Reproduce each row below verbatim, leaving out the pictures.

◆ ◆ ◆ ◆ ◆ ◆ ◆

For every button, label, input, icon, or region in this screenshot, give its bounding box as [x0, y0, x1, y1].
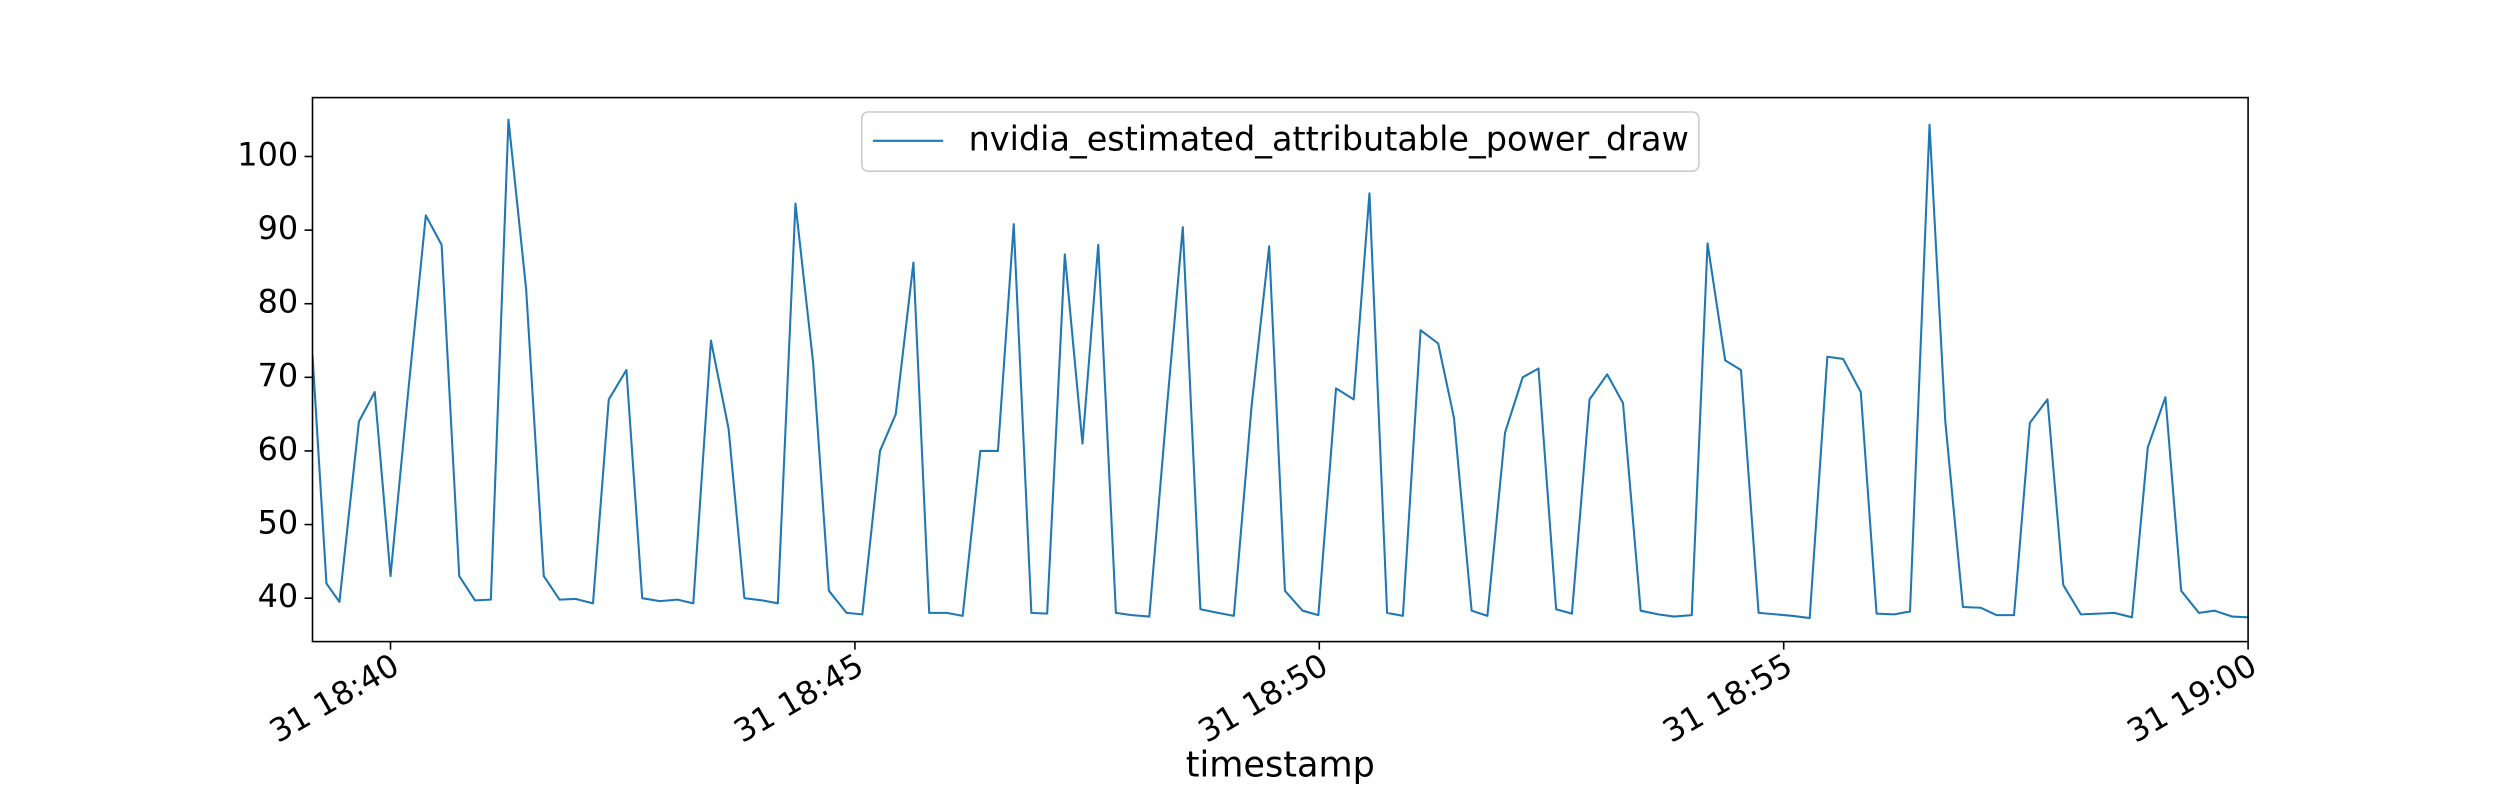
legend-box [860, 111, 1700, 172]
y-tick-label: 90 [258, 209, 299, 247]
y-tick-label: 40 [258, 577, 299, 615]
series-line [312, 118, 2249, 620]
legend-label: nvidia_estimated_attributable_power_draw [969, 119, 1689, 158]
x-axis-label: timestamp [1186, 744, 1375, 785]
y-tick-label: 50 [258, 504, 299, 542]
y-tick-label: 60 [258, 430, 299, 468]
y-tick-label: 100 [237, 135, 298, 173]
y-tick-label: 80 [258, 283, 299, 321]
plot-frame [311, 96, 2249, 643]
y-tick-label: 70 [258, 356, 299, 394]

◆ ◆ ◆ ◆ ◆ ◆ ◆

| Task result |
For every button, label, input, icon, or region in this screenshot, give its bounding box as [x0, y0, x1, y1].
legend-box [860, 111, 1700, 172]
y-tick-label: 90 [258, 209, 299, 247]
y-tick-label: 40 [258, 577, 299, 615]
series-line [312, 118, 2249, 620]
legend-label: nvidia_estimated_attributable_power_draw [969, 119, 1689, 158]
x-axis-label: timestamp [1186, 744, 1375, 785]
y-tick-label: 50 [258, 504, 299, 542]
y-tick-label: 60 [258, 430, 299, 468]
y-tick-label: 100 [237, 135, 298, 173]
y-tick-label: 80 [258, 283, 299, 321]
plot-frame [311, 96, 2249, 643]
y-tick-label: 70 [258, 356, 299, 394]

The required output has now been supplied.